Records from a dataset:
····················

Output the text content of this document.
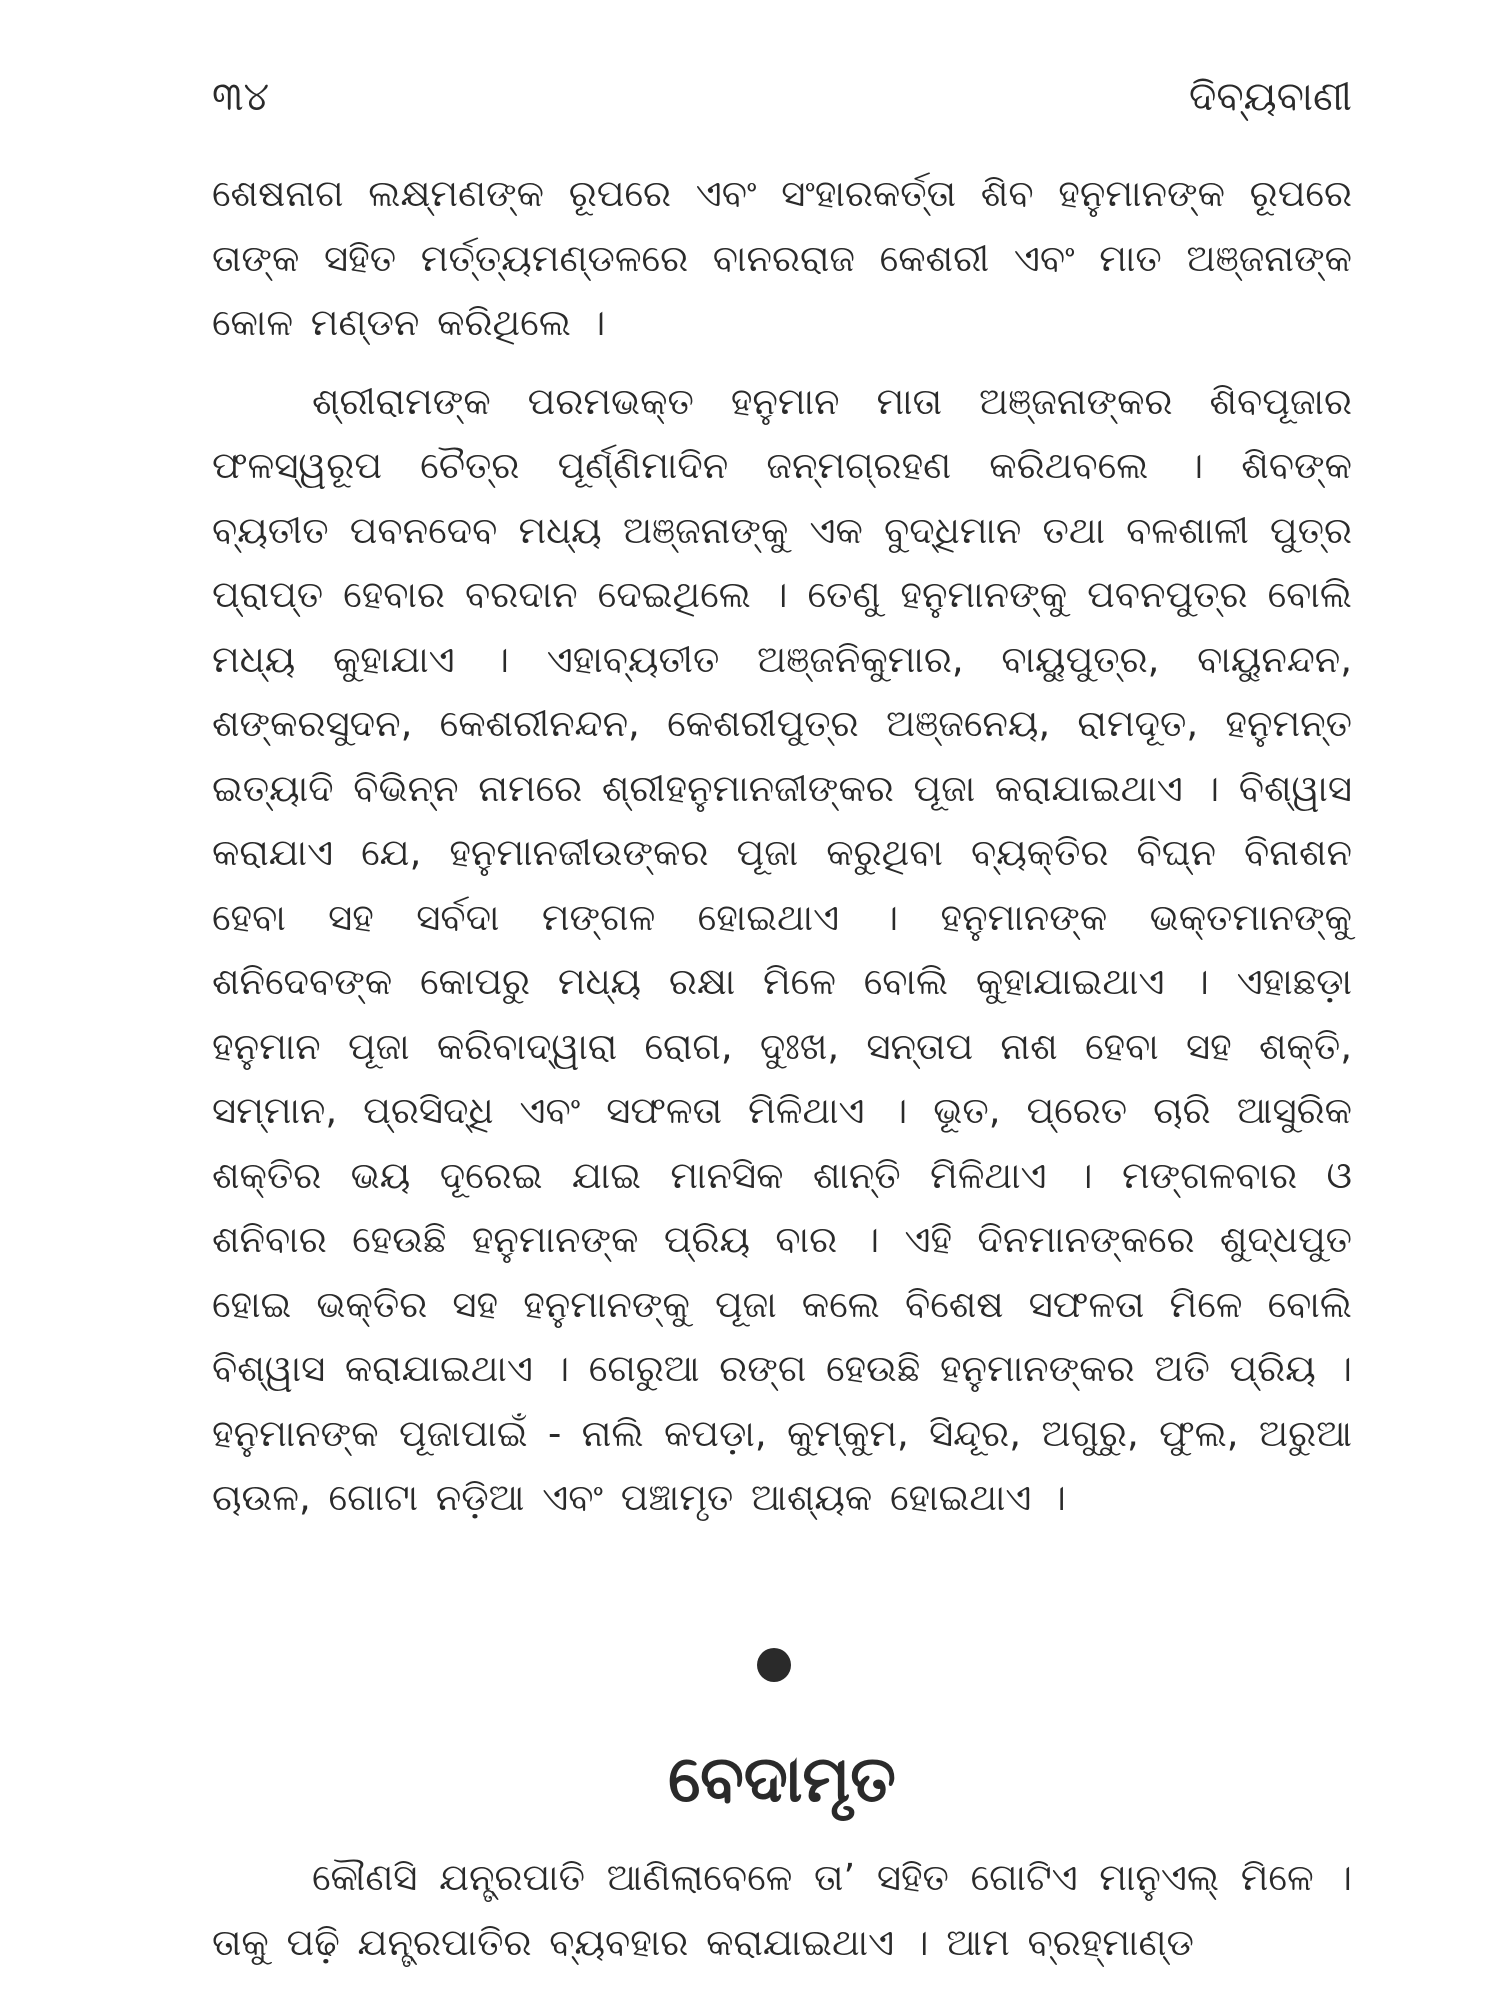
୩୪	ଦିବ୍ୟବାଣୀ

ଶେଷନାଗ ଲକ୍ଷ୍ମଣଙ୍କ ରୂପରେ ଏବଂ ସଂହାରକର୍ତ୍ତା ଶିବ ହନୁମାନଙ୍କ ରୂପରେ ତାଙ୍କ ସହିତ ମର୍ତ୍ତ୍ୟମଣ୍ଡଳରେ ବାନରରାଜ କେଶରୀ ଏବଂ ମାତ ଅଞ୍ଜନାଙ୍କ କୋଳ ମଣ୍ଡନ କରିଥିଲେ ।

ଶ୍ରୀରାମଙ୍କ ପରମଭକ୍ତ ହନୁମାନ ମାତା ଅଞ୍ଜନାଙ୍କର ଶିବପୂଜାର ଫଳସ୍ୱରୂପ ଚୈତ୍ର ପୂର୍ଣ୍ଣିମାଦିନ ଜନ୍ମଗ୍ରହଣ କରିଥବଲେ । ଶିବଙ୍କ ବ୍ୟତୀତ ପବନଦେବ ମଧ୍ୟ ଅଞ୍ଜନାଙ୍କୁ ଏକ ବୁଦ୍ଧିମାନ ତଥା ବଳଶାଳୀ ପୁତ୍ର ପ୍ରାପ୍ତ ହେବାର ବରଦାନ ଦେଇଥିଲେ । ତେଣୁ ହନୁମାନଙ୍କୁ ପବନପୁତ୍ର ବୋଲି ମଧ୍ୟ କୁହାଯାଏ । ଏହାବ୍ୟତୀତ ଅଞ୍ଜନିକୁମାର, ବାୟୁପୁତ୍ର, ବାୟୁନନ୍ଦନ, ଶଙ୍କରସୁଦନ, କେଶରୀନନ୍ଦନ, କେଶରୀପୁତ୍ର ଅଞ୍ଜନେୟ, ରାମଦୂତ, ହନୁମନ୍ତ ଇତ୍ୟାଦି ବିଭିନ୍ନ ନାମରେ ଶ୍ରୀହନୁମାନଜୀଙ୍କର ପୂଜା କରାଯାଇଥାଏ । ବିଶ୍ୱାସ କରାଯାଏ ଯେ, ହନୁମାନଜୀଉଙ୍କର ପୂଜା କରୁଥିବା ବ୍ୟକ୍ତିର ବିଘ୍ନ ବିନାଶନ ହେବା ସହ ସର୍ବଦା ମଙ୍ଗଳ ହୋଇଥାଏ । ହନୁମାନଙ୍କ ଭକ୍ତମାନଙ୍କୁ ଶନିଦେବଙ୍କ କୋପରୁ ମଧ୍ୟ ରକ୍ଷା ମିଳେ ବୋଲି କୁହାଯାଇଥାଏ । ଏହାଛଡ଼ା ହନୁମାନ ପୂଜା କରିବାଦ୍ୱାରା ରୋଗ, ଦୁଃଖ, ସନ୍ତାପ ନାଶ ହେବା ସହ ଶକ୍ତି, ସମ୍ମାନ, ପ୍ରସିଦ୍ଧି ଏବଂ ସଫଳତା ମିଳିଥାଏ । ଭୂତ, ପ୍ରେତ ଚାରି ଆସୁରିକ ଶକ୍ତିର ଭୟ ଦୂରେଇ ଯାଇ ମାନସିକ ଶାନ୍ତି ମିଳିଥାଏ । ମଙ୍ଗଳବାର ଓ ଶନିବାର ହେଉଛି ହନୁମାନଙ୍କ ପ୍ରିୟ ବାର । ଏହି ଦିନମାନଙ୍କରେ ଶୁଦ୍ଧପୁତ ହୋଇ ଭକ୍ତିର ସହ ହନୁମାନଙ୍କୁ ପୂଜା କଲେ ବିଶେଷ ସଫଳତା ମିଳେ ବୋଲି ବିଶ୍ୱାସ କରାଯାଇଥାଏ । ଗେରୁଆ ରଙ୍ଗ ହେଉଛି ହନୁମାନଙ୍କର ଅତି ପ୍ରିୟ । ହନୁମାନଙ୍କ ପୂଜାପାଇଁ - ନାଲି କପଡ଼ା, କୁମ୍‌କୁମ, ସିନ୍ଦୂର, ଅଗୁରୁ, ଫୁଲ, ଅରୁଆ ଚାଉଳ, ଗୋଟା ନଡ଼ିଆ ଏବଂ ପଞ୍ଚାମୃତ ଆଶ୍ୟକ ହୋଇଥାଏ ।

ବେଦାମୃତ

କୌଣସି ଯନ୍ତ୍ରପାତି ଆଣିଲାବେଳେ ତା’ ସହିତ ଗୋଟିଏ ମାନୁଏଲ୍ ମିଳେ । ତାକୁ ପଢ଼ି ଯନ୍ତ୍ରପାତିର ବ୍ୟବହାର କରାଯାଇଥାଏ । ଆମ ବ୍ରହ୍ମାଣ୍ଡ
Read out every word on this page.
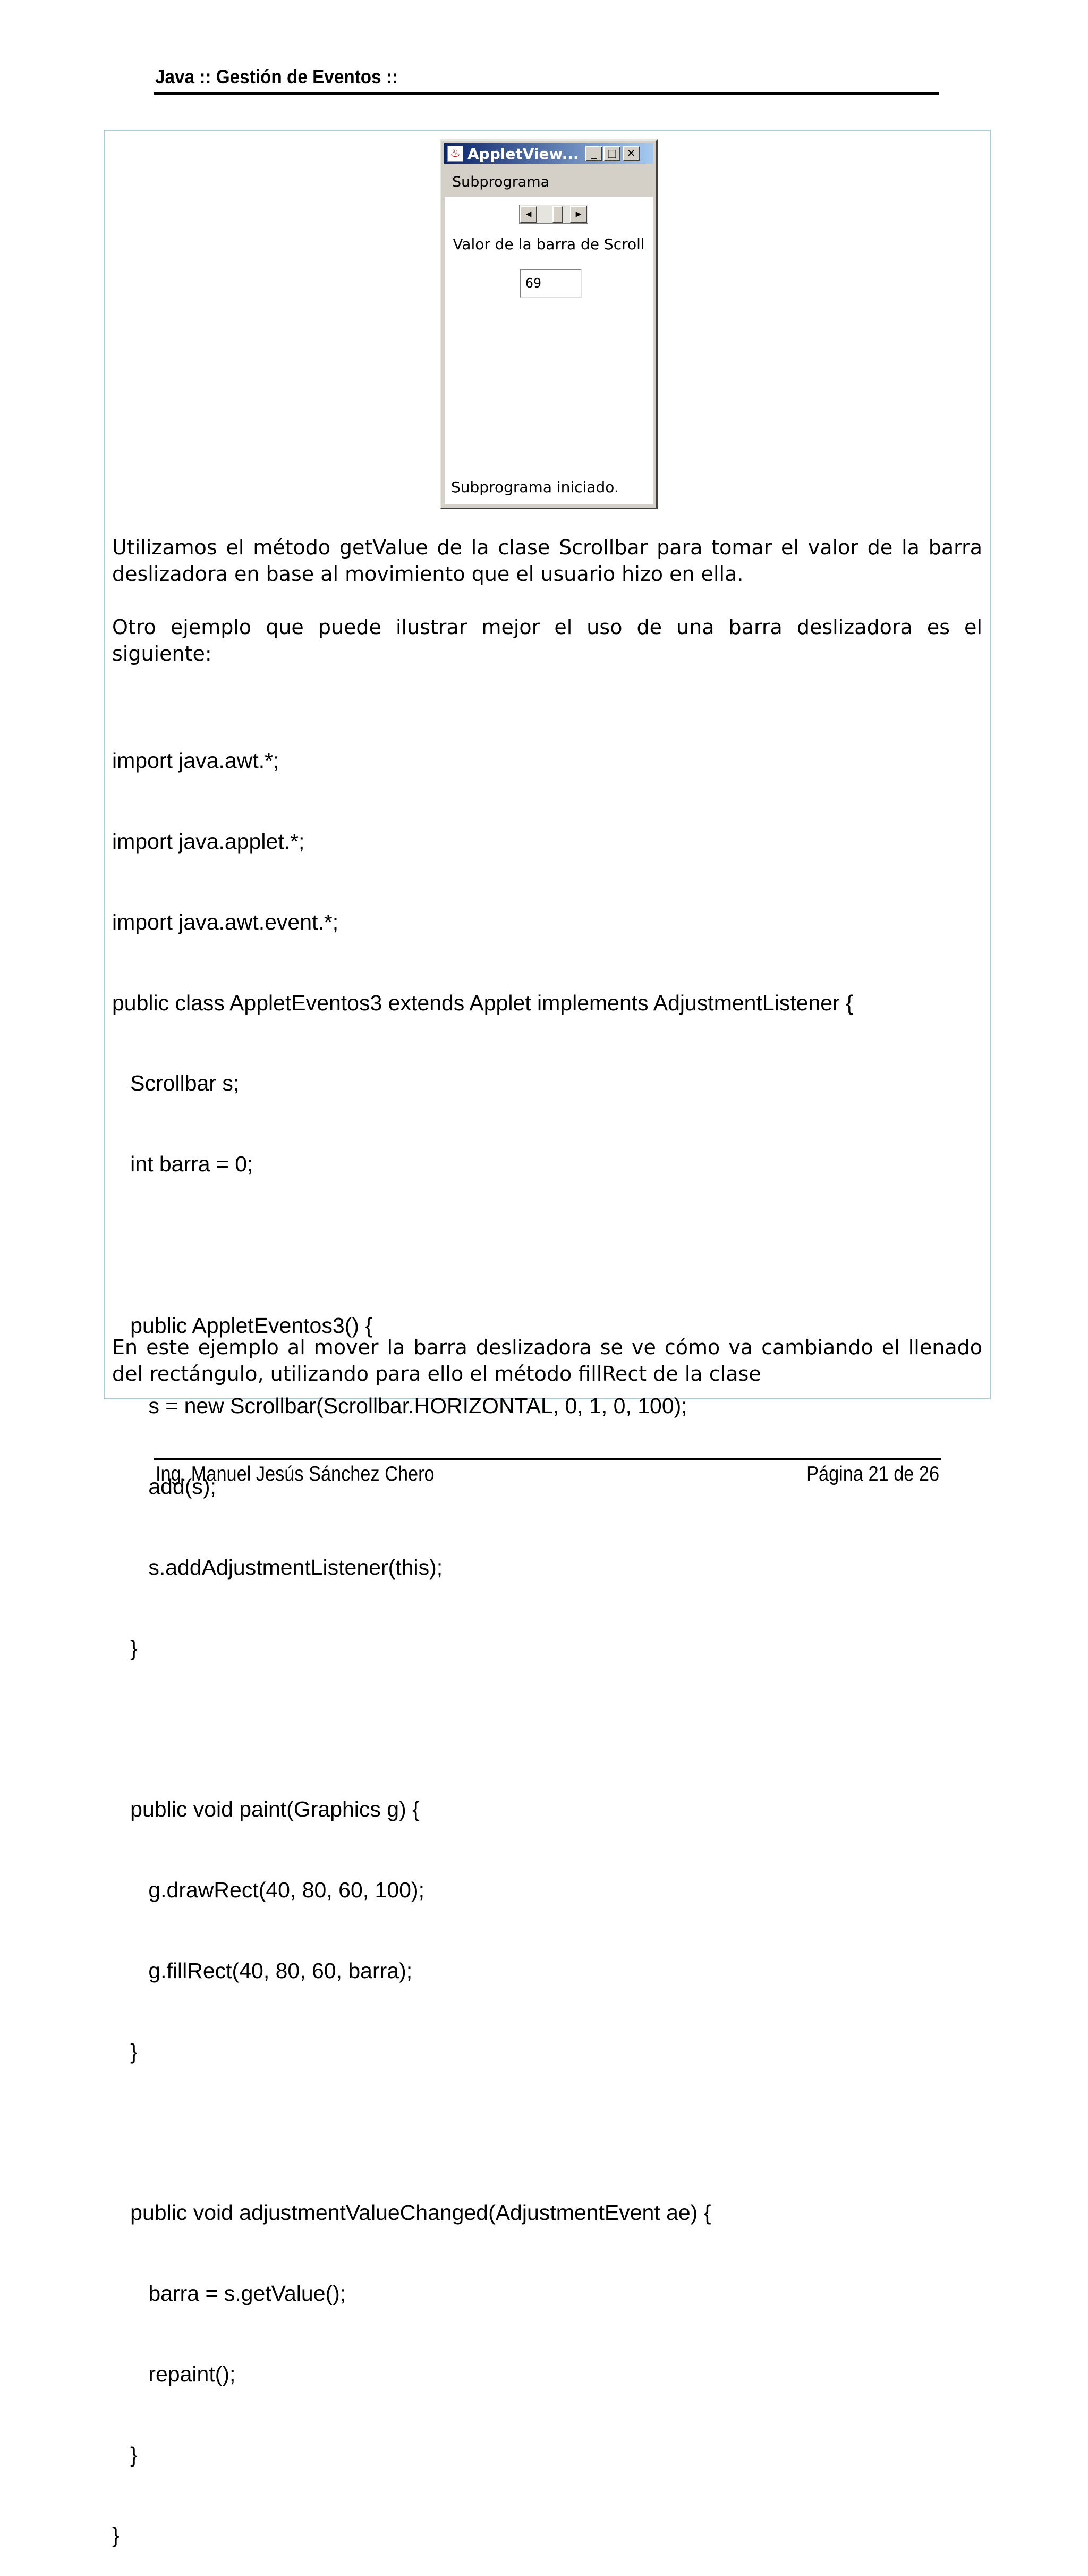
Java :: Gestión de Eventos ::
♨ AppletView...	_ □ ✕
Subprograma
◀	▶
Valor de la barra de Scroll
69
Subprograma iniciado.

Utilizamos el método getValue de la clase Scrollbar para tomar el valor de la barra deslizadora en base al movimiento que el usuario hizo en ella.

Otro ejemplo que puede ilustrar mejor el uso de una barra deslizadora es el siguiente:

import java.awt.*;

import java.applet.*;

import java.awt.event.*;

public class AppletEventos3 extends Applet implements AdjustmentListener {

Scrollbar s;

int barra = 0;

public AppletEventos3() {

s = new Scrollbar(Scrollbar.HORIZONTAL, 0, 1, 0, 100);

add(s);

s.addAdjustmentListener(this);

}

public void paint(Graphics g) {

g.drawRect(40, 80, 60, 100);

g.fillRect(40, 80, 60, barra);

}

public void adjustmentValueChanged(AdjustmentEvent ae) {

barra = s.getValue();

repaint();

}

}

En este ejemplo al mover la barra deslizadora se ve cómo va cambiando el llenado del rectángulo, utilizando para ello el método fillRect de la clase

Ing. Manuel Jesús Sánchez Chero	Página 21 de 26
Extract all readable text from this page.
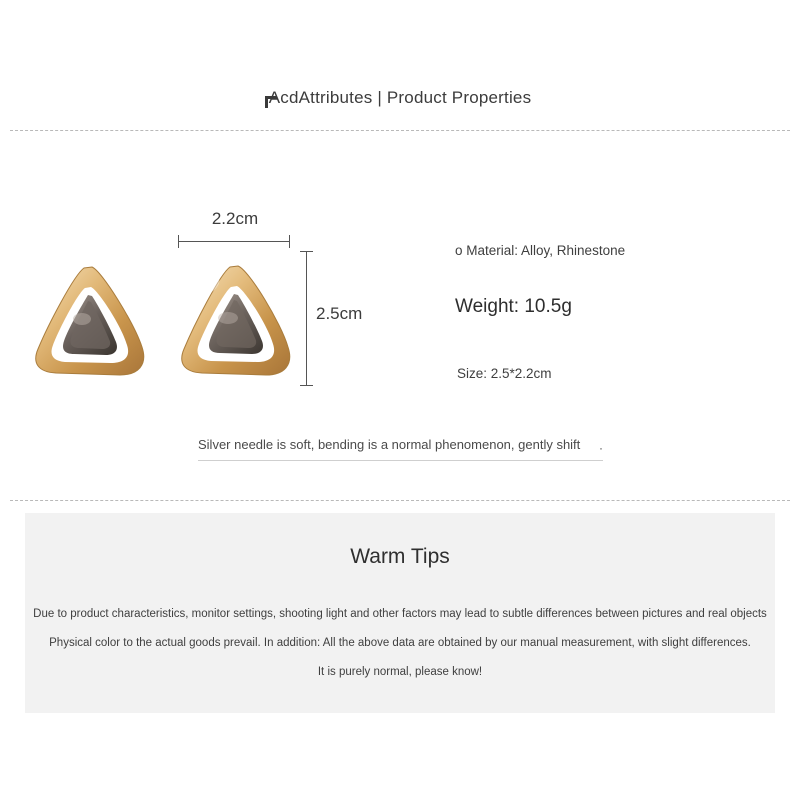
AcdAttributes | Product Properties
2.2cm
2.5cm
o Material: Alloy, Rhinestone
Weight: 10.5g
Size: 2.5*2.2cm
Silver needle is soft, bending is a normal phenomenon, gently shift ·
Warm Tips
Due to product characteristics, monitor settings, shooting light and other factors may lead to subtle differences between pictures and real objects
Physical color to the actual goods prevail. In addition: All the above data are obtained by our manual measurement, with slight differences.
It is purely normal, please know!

····················

§ To be done
The pictures should not appear in the copy; every other part of the records above must be returned exactly.

§ Expected answer
Output the text content of this document.
୩୪	ଦିବ୍ୟବାଣୀ

ଶେଷନାଗ ଲକ୍ଷ୍ମଣଙ୍କ ରୂପରେ ଏବଂ ସଂହାରକର୍ତ୍ତା ଶିବ ହନୁମାନଙ୍କ ରୂପରେ ତାଙ୍କ ସହିତ ମର୍ତ୍ତ୍ୟମଣ୍ଡଳରେ ବାନରରାଜ କେଶରୀ ଏବଂ ମାତ ଅଞ୍ଜନାଙ୍କ କୋଳ ମଣ୍ଡନ କରିଥିଲେ ।

ଶ୍ରୀରାମଙ୍କ ପରମଭକ୍ତ ହନୁମାନ ମାତା ଅଞ୍ଜନାଙ୍କର ଶିବପୂଜାର ଫଳସ୍ୱରୂପ ଚୈତ୍ର ପୂର୍ଣ୍ଣିମାଦିନ ଜନ୍ମଗ୍ରହଣ କରିଥବଲେ । ଶିବଙ୍କ ବ୍ୟତୀତ ପବନଦେବ ମଧ୍ୟ ଅଞ୍ଜନାଙ୍କୁ ଏକ ବୁଦ୍ଧିମାନ ତଥା ବଳଶାଳୀ ପୁତ୍ର ପ୍ରାପ୍ତ ହେବାର ବରଦାନ ଦେଇଥିଲେ । ତେଣୁ ହନୁମାନଙ୍କୁ ପବନପୁତ୍ର ବୋଲି ମଧ୍ୟ କୁହାଯାଏ । ଏହାବ୍ୟତୀତ ଅଞ୍ଜନିକୁମାର, ବାୟୁପୁତ୍ର, ବାୟୁନନ୍ଦନ, ଶଙ୍କରସୁଦନ, କେଶରୀନନ୍ଦନ, କେଶରୀପୁତ୍ର ଅଞ୍ଜନେୟ, ରାମଦୂତ, ହନୁମନ୍ତ ଇତ୍ୟାଦି ବିଭିନ୍ନ ନାମରେ ଶ୍ରୀହନୁମାନଜୀଙ୍କର ପୂଜା କରାଯାଇଥାଏ । ବିଶ୍ୱାସ କରାଯାଏ ଯେ, ହନୁମାନଜୀଉଙ୍କର ପୂଜା କରୁଥିବା ବ୍ୟକ୍ତିର ବିଘ୍ନ ବିନାଶନ ହେବା ସହ ସର୍ବଦା ମଙ୍ଗଳ ହୋଇଥାଏ । ହନୁମାନଙ୍କ ଭକ୍ତମାନଙ୍କୁ ଶନିଦେବଙ୍କ କୋପରୁ ମଧ୍ୟ ରକ୍ଷା ମିଳେ ବୋଲି କୁହାଯାଇଥାଏ । ଏହାଛଡ଼ା ହନୁମାନ ପୂଜା କରିବାଦ୍ୱାରା ରୋଗ, ଦୁଃଖ, ସନ୍ତାପ ନାଶ ହେବା ସହ ଶକ୍ତି, ସମ୍ମାନ, ପ୍ରସିଦ୍ଧି ଏବଂ ସଫଳତା ମିଳିଥାଏ । ଭୂତ, ପ୍ରେତ ଚାରି ଆସୁରିକ ଶକ୍ତିର ଭୟ ଦୂରେଇ ଯାଇ ମାନସିକ ଶାନ୍ତି ମିଳିଥାଏ । ମଙ୍ଗଳବାର ଓ ଶନିବାର ହେଉଛି ହନୁମାନଙ୍କ ପ୍ରିୟ ବାର । ଏହି ଦିନମାନଙ୍କରେ ଶୁଦ୍ଧପୁତ ହୋଇ ଭକ୍ତିର ସହ ହନୁମାନଙ୍କୁ ପୂଜା କଲେ ବିଶେଷ ସଫଳତା ମିଳେ ବୋଲି ବିଶ୍ୱାସ କରାଯାଇଥାଏ । ଗେରୁଆ ରଙ୍ଗ ହେଉଛି ହନୁମାନଙ୍କର ଅତି ପ୍ରିୟ । ହନୁମାନଙ୍କ ପୂଜାପାଇଁ - ନାଲି କପଡ଼ା, କୁମ୍‌କୁମ, ସିନ୍ଦୂର, ଅଗୁରୁ, ଫୁଲ, ଅରୁଆ ଚାଉଳ, ଗୋଟା ନଡ଼ିଆ ଏବଂ ପଞ୍ଚାମୃତ ଆଶ୍ୟକ ହୋଇଥାଏ ।

ବେଦାମୃତ

କୌଣସି ଯନ୍ତ୍ରପାତି ଆଣିଲାବେଳେ ତା’ ସହିତ ଗୋଟିଏ ମାନୁଏଲ୍ ମିଳେ । ତାକୁ ପଢ଼ି ଯନ୍ତ୍ରପାତିର ବ୍ୟବହାର କରାଯାଇଥାଏ । ଆମ ବ୍ରହ୍ମାଣ୍ଡ
Read out every word on this page.
Java :: Gestión de Eventos ::
♨ AppletView...	_ □ ✕
Subprograma
◀	▶
Valor de la barra de Scroll
69
Subprograma iniciado.

Utilizamos el método getValue de la clase Scrollbar para tomar el valor de la barra deslizadora en base al movimiento que el usuario hizo en ella.

Otro ejemplo que puede ilustrar mejor el uso de una barra deslizadora es el siguiente:

import java.awt.*;

import java.applet.*;

import java.awt.event.*;

public class AppletEventos3 extends Applet implements AdjustmentListener {

Scrollbar s;

int barra = 0;

public AppletEventos3() {

s = new Scrollbar(Scrollbar.HORIZONTAL, 0, 1, 0, 100);

add(s);

s.addAdjustmentListener(this);

}

public void paint(Graphics g) {

g.drawRect(40, 80, 60, 100);

g.fillRect(40, 80, 60, barra);

}

public void adjustmentValueChanged(AdjustmentEvent ae) {

barra = s.getValue();

repaint();

}

}

En este ejemplo al mover la barra deslizadora se ve cómo va cambiando el llenado del rectángulo, utilizando para ello el método fillRect de la clase

Ing. Manuel Jesús Sánchez Chero	Página 21 de 26
Extract all readable text from this page.
AcdAttributes | Product Properties
2.2cm
2.5cm
o Material: Alloy, Rhinestone
Weight: 10.5g
Size: 2.5*2.2cm
Silver needle is soft, bending is a normal phenomenon, gently shift ·
Warm Tips
Due to product characteristics, monitor settings, shooting light and other factors may lead to subtle differences between pictures and real objects
Physical color to the actual goods prevail. In addition: All the above data are obtained by our manual measurement, with slight differences.
It is purely normal, please know!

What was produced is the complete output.